Some records
----------------------------------------

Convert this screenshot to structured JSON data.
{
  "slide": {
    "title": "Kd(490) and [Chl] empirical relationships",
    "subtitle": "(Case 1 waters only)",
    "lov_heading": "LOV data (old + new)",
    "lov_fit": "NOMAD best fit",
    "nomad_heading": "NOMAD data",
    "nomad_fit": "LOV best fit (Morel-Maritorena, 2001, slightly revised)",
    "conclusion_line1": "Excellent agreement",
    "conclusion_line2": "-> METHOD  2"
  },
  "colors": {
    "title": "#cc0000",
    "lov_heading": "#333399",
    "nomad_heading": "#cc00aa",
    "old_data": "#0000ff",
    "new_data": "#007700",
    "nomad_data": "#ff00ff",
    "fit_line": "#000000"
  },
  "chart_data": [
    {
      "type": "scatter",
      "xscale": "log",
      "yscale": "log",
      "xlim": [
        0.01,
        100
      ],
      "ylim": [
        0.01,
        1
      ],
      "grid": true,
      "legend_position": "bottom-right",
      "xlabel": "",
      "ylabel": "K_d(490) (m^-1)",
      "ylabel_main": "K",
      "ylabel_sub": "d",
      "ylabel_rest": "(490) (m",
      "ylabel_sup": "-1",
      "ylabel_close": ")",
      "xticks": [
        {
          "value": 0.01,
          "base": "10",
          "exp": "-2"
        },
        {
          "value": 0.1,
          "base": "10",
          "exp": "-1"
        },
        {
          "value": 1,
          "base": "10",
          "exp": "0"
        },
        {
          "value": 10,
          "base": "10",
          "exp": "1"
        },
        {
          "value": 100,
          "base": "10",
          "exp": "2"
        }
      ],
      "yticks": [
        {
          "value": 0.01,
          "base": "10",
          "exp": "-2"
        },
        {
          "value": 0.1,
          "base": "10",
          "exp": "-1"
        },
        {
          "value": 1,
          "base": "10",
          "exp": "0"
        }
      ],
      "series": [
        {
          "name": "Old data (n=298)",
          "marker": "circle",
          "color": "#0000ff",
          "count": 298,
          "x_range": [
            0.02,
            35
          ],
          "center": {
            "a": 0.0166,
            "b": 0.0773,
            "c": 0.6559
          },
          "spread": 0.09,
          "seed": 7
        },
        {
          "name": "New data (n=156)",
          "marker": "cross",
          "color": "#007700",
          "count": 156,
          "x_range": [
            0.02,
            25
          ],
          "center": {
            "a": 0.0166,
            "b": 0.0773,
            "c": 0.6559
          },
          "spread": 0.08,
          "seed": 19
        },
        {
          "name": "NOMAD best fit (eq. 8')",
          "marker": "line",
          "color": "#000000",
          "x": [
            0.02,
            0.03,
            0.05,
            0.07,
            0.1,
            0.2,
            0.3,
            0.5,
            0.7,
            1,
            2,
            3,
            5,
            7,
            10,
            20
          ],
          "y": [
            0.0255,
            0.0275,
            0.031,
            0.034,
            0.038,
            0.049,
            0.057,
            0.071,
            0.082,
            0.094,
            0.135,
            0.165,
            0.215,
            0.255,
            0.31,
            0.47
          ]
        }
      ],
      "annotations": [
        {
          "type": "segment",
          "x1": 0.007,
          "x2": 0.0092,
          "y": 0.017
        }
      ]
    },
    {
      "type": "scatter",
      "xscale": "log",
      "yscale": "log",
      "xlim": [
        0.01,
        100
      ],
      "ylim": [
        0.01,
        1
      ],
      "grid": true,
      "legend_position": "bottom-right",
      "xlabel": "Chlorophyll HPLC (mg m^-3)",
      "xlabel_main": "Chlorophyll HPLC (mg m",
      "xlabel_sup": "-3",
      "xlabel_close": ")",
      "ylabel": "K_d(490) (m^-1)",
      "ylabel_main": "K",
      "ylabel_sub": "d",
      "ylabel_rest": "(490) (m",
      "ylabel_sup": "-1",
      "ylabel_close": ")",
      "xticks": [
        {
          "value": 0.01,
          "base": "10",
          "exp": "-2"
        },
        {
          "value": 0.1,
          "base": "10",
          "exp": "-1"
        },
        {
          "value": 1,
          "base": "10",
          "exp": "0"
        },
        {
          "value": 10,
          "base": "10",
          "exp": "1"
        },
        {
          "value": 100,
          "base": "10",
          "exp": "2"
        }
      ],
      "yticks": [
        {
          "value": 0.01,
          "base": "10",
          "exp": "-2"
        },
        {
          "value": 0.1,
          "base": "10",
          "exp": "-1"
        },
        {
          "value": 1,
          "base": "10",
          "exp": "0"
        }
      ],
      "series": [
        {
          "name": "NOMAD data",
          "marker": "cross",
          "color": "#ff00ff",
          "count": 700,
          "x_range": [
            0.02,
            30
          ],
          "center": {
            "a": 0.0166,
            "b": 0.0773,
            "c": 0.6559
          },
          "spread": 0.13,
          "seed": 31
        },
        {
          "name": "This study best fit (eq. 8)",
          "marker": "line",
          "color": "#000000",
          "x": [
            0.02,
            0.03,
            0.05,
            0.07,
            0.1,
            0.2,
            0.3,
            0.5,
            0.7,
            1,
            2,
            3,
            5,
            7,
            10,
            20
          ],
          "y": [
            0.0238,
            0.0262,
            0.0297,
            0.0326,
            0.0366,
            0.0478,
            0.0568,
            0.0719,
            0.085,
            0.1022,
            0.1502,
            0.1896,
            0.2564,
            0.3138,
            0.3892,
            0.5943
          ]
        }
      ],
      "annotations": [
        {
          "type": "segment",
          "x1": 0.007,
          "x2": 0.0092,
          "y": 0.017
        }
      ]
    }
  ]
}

----------------------------------------

Task requirements >> Write down the full listing again, exactly.

Answer for the task >>
Convert this screenshot to structured JSON data.
{
  "slide": {
    "title": "Kd(490) and [Chl] empirical relationships",
    "subtitle": "(Case 1 waters only)",
    "lov_heading": "LOV data (old + new)",
    "lov_fit": "NOMAD best fit",
    "nomad_heading": "NOMAD data",
    "nomad_fit": "LOV best fit (Morel-Maritorena, 2001, slightly revised)",
    "conclusion_line1": "Excellent agreement",
    "conclusion_line2": "-> METHOD  2"
  },
  "colors": {
    "title": "#cc0000",
    "lov_heading": "#333399",
    "nomad_heading": "#cc00aa",
    "old_data": "#0000ff",
    "new_data": "#007700",
    "nomad_data": "#ff00ff",
    "fit_line": "#000000"
  },
  "chart_data": [
    {
      "type": "scatter",
      "xscale": "log",
      "yscale": "log",
      "xlim": [
        0.01,
        100
      ],
      "ylim": [
        0.01,
        1
      ],
      "grid": true,
      "legend_position": "bottom-right",
      "xlabel": "",
      "ylabel": "K_d(490) (m^-1)",
      "ylabel_main": "K",
      "ylabel_sub": "d",
      "ylabel_rest": "(490) (m",
      "ylabel_sup": "-1",
      "ylabel_close": ")",
      "xticks": [
        {
          "value": 0.01,
          "base": "10",
          "exp": "-2"
        },
        {
          "value": 0.1,
          "base": "10",
          "exp": "-1"
        },
        {
          "value": 1,
          "base": "10",
          "exp": "0"
        },
        {
          "value": 10,
          "base": "10",
          "exp": "1"
        },
        {
          "value": 100,
          "base": "10",
          "exp": "2"
        }
      ],
      "yticks": [
        {
          "value": 0.01,
          "base": "10",
          "exp": "-2"
        },
        {
          "value": 0.1,
          "base": "10",
          "exp": "-1"
        },
        {
          "value": 1,
          "base": "10",
          "exp": "0"
        }
      ],
      "series": [
        {
          "name": "Old data (n=298)",
          "marker": "circle",
          "color": "#0000ff",
          "count": 298,
          "x_range": [
            0.02,
            35
          ],
          "center": {
            "a": 0.0166,
            "b": 0.0773,
            "c": 0.6559
          },
          "spread": 0.09,
          "seed": 7
        },
        {
          "name": "New data (n=156)",
          "marker": "cross",
          "color": "#007700",
          "count": 156,
          "x_range": [
            0.02,
            25
          ],
          "center": {
            "a": 0.0166,
            "b": 0.0773,
            "c": 0.6559
          },
          "spread": 0.08,
          "seed": 19
        },
        {
          "name": "NOMAD best fit (eq. 8')",
          "marker": "line",
          "color": "#000000",
          "x": [
            0.02,
            0.03,
            0.05,
            0.07,
            0.1,
            0.2,
            0.3,
            0.5,
            0.7,
            1,
            2,
            3,
            5,
            7,
            10,
            20
          ],
          "y": [
            0.0255,
            0.0275,
            0.031,
            0.034,
            0.038,
            0.049,
            0.057,
            0.071,
            0.082,
            0.094,
            0.135,
            0.165,
            0.215,
            0.255,
            0.31,
            0.47
          ]
        }
      ],
      "annotations": [
        {
          "type": "segment",
          "x1": 0.007,
          "x2": 0.0092,
          "y": 0.017
        }
      ]
    },
    {
      "type": "scatter",
      "xscale": "log",
      "yscale": "log",
      "xlim": [
        0.01,
        100
      ],
      "ylim": [
        0.01,
        1
      ],
      "grid": true,
      "legend_position": "bottom-right",
      "xlabel": "Chlorophyll HPLC (mg m^-3)",
      "xlabel_main": "Chlorophyll HPLC (mg m",
      "xlabel_sup": "-3",
      "xlabel_close": ")",
      "ylabel": "K_d(490) (m^-1)",
      "ylabel_main": "K",
      "ylabel_sub": "d",
      "ylabel_rest": "(490) (m",
      "ylabel_sup": "-1",
      "ylabel_close": ")",
      "xticks": [
        {
          "value": 0.01,
          "base": "10",
          "exp": "-2"
        },
        {
          "value": 0.1,
          "base": "10",
          "exp": "-1"
        },
        {
          "value": 1,
          "base": "10",
          "exp": "0"
        },
        {
          "value": 10,
          "base": "10",
          "exp": "1"
        },
        {
          "value": 100,
          "base": "10",
          "exp": "2"
        }
      ],
      "yticks": [
        {
          "value": 0.01,
          "base": "10",
          "exp": "-2"
        },
        {
          "value": 0.1,
          "base": "10",
          "exp": "-1"
        },
        {
          "value": 1,
          "base": "10",
          "exp": "0"
        }
      ],
      "series": [
        {
          "name": "NOMAD data",
          "marker": "cross",
          "color": "#ff00ff",
          "count": 700,
          "x_range": [
            0.02,
            30
          ],
          "center": {
            "a": 0.0166,
            "b": 0.0773,
            "c": 0.6559
          },
          "spread": 0.13,
          "seed": 31
        },
        {
          "name": "This study best fit (eq. 8)",
          "marker": "line",
          "color": "#000000",
          "x": [
            0.02,
            0.03,
            0.05,
            0.07,
            0.1,
            0.2,
            0.3,
            0.5,
            0.7,
            1,
            2,
            3,
            5,
            7,
            10,
            20
          ],
          "y": [
            0.0238,
            0.0262,
            0.0297,
            0.0326,
            0.0366,
            0.0478,
            0.0568,
            0.0719,
            0.085,
            0.1022,
            0.1502,
            0.1896,
            0.2564,
            0.3138,
            0.3892,
            0.5943
          ]
        }
      ],
      "annotations": [
        {
          "type": "segment",
          "x1": 0.007,
          "x2": 0.0092,
          "y": 0.017
        }
      ]
    }
  ]
}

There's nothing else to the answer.